■ DO THIS:
Where the string "watermark" occurs in the material below, report the whole line.

Dataset records
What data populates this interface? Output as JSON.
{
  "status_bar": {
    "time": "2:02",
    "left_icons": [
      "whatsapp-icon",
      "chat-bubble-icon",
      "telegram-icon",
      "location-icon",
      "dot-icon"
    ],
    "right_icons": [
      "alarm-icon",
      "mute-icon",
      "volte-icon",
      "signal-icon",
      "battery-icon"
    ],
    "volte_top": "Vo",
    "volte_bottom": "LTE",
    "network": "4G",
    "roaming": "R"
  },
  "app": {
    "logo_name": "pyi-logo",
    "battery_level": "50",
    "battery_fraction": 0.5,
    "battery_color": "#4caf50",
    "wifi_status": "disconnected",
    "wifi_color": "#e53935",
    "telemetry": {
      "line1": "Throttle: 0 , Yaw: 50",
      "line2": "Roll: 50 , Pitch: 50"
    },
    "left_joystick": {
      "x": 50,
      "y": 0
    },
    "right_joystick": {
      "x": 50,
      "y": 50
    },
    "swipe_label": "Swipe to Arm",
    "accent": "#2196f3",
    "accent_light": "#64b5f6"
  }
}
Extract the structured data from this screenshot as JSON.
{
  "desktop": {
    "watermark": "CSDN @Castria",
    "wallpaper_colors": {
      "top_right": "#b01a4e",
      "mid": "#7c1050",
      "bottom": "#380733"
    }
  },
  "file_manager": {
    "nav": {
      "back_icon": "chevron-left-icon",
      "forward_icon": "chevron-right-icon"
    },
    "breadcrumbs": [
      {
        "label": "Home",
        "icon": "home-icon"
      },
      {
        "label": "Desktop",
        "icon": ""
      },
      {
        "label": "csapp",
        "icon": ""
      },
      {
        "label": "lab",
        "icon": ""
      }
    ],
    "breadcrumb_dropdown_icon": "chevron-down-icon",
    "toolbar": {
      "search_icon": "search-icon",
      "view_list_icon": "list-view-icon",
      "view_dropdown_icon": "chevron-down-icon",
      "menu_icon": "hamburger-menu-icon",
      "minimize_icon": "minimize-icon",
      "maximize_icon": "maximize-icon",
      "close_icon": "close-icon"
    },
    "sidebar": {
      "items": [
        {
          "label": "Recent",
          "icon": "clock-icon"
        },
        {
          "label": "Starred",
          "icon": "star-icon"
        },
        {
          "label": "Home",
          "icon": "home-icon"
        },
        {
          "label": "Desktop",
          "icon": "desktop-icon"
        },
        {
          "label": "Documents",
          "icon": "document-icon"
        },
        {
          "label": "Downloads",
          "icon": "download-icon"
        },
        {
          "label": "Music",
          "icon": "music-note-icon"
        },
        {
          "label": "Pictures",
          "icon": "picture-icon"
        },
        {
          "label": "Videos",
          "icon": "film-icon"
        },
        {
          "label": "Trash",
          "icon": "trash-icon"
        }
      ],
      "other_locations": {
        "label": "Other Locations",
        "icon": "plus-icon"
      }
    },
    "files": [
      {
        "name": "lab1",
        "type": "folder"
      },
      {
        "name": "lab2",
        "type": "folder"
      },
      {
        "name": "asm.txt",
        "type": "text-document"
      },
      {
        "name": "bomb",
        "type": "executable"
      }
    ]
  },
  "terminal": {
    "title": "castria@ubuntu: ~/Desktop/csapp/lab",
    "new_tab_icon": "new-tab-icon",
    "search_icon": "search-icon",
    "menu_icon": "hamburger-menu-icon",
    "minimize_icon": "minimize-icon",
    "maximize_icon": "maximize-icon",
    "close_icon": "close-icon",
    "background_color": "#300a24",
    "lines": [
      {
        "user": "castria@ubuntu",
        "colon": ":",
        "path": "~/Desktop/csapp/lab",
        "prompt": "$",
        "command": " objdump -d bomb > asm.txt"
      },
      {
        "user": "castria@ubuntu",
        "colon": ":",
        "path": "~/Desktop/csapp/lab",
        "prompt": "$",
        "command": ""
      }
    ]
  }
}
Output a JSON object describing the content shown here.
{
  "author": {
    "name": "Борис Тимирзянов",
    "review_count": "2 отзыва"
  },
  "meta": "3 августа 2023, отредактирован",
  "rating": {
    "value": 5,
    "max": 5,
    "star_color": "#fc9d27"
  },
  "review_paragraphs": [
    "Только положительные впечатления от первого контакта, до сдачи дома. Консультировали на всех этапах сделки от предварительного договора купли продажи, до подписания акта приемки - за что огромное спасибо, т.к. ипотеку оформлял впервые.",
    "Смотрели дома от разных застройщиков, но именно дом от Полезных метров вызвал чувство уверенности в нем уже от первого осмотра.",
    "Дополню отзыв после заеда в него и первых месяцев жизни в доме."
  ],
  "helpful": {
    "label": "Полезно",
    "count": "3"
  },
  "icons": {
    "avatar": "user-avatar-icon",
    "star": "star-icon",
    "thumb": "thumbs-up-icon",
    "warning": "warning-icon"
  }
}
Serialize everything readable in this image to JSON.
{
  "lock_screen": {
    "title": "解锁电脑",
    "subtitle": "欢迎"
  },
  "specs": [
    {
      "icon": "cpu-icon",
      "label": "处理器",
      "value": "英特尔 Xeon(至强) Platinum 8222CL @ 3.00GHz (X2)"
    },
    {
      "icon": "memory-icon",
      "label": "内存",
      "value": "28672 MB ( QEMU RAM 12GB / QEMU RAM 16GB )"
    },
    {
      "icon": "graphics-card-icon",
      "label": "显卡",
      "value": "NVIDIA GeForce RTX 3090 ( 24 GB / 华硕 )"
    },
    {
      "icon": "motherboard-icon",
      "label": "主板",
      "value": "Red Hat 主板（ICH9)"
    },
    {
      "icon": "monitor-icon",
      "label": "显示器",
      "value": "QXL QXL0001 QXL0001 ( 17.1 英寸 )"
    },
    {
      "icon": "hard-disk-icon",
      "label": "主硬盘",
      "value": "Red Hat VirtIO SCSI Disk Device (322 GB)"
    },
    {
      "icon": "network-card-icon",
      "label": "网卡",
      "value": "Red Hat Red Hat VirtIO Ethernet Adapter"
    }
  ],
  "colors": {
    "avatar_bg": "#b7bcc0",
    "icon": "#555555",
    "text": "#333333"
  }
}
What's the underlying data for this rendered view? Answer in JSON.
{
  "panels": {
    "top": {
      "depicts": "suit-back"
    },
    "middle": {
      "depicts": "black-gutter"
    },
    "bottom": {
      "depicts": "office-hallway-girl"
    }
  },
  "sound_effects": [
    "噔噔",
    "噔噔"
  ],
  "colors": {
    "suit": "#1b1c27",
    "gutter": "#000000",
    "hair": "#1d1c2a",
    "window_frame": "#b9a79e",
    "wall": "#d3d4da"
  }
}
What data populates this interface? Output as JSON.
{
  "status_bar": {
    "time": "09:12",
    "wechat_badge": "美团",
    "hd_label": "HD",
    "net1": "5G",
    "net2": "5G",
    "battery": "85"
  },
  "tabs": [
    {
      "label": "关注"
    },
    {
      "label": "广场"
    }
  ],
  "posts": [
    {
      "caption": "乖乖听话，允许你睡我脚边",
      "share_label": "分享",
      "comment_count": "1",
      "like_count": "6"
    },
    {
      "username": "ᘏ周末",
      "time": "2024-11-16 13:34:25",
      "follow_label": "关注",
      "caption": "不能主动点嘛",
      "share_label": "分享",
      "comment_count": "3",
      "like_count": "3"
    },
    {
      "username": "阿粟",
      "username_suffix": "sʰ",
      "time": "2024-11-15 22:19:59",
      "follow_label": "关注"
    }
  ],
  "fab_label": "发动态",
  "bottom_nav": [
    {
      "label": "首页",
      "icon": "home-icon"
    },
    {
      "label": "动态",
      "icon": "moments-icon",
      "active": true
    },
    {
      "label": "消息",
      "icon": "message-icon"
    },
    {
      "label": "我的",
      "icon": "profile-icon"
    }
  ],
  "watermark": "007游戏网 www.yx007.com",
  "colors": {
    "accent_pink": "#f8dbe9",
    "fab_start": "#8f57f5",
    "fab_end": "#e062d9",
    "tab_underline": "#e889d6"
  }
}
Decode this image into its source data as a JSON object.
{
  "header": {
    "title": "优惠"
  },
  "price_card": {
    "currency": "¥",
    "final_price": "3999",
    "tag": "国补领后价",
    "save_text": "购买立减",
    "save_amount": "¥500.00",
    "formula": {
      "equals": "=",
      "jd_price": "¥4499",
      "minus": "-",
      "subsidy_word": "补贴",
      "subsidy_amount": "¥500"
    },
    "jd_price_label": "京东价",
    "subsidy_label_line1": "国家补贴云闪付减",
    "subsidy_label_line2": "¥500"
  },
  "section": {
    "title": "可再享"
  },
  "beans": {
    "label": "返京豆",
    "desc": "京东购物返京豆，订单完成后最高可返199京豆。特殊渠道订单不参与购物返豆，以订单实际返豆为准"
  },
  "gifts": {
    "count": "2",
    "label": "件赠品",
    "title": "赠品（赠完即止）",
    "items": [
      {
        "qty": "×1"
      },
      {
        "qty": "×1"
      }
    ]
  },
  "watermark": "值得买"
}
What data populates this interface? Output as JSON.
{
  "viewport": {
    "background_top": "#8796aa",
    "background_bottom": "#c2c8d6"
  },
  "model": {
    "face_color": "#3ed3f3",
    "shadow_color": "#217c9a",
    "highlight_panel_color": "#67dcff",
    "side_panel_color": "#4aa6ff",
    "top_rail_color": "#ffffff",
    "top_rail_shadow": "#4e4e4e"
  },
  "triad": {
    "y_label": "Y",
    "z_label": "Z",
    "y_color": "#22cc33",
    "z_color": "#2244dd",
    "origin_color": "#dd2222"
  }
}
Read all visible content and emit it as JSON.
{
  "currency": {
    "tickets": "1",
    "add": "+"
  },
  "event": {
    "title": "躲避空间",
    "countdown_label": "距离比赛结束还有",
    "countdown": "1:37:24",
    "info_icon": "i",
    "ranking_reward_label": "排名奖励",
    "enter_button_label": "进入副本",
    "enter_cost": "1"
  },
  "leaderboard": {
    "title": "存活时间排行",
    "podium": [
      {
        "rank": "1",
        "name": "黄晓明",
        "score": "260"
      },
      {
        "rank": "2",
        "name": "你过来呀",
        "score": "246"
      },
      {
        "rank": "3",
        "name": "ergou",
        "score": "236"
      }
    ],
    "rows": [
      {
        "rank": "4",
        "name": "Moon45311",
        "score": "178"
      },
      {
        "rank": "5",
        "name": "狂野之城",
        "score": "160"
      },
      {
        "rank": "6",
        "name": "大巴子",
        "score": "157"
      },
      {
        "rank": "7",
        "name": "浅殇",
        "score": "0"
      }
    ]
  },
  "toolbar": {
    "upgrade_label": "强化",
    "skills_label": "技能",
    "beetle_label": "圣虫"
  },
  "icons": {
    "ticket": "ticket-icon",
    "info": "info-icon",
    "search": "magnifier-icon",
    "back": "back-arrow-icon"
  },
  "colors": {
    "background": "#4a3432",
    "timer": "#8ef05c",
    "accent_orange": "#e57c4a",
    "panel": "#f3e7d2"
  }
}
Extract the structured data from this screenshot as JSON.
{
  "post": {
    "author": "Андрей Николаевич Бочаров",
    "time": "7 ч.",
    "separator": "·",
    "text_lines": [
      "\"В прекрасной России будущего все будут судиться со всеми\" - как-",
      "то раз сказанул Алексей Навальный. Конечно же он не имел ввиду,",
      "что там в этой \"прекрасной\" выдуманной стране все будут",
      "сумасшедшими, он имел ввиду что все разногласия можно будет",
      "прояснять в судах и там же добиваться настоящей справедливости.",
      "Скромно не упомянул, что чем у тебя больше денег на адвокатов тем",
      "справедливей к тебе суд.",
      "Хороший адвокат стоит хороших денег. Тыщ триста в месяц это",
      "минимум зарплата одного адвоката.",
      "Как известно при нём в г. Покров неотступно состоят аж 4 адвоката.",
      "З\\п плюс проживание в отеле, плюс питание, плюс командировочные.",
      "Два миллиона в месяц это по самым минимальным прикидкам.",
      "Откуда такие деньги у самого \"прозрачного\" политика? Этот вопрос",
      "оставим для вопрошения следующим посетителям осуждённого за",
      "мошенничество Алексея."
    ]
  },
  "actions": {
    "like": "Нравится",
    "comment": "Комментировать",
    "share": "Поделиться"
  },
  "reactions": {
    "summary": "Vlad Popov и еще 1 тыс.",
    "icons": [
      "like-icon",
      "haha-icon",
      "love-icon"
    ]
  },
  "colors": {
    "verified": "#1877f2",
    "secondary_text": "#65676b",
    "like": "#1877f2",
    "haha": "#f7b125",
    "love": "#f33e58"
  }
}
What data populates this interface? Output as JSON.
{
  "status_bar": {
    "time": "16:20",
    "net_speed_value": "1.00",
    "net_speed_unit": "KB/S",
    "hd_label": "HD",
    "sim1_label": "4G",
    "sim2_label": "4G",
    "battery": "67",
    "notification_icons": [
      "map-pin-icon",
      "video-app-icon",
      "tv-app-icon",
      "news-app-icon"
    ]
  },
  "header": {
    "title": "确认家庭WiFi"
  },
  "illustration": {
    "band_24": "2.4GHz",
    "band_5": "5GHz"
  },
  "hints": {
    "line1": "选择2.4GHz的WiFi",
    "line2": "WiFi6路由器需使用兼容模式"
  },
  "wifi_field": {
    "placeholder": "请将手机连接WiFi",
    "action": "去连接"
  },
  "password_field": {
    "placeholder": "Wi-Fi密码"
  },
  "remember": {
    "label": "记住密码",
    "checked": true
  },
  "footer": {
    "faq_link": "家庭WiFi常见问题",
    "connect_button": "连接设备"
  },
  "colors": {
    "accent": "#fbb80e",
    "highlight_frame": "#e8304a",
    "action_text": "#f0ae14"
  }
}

■ ANSWER TO THIS EXERCISE:
    "watermark": "CSDN @Castria",
  "watermark": "007游戏网 www.yx007.com",
  "watermark": "值得买"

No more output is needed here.